>> begin

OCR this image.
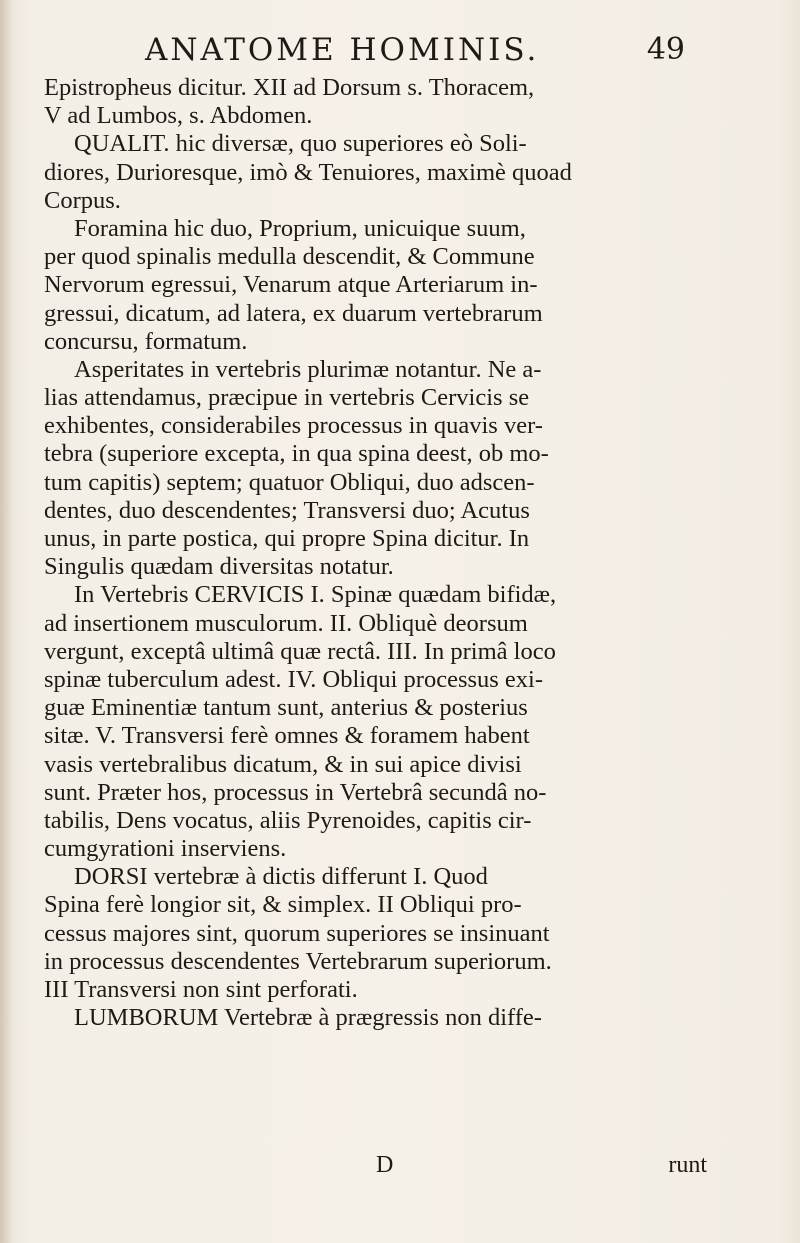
ANATOME HOMINIS.	49
Epistropheus dicitur. XII ad Dorsum s. Thoracem,
V ad Lumbos, s. Abdomen.
QUALIT. hic diversæ, quo superiores eò Soli-
diores, Durioresque, imò & Tenuiores, maximè quoad
Corpus.
Foramina hic duo, Proprium, unicuique suum,
per quod spinalis medulla descendit, & Commune
Nervorum egressui, Venarum atque Arteriarum in-
gressui, dicatum, ad latera, ex duarum vertebrarum
concursu, formatum.
Asperitates in vertebris plurimæ notantur. Ne a-
lias attendamus, præcipue in vertebris Cervicis se
exhibentes, considerabiles processus in quavis ver-
tebra (superiore excepta, in qua spina deest, ob mo-
tum capitis) septem; quatuor Obliqui, duo adscen-
dentes, duo descendentes; Transversi duo; Acutus
unus, in parte postica, qui propre Spina dicitur. In
Singulis quædam diversitas notatur.
In Vertebris CERVICIS I. Spinæ quædam bifidæ,
ad insertionem musculorum. II. Obliquè deorsum
vergunt, exceptâ ultimâ quæ rectâ. III. In primâ loco
spinæ tuberculum adest. IV. Obliqui processus exi-
guæ Eminentiæ tantum sunt, anterius & posterius
sitæ. V. Transversi ferè omnes & foramem habent
vasis vertebralibus dicatum, & in sui apice divisi
sunt. Præter hos, processus in Vertebrâ secundâ no-
tabilis, Dens vocatus, aliis Pyrenoides, capitis cir-
cumgyrationi inserviens.
DORSI vertebræ à dictis differunt I. Quod
Spina ferè longior sit, & simplex. II Obliqui pro-
cessus majores sint, quorum superiores se insinuant
in processus descendentes Vertebrarum superiorum.
III Transversi non sint perforati.
LUMBORUM Vertebræ à prægressis non diffe-
D	runt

>> end

- [Exercise details] Report only how many lines in the entries contain "sunt".

- [Answer to the task] 2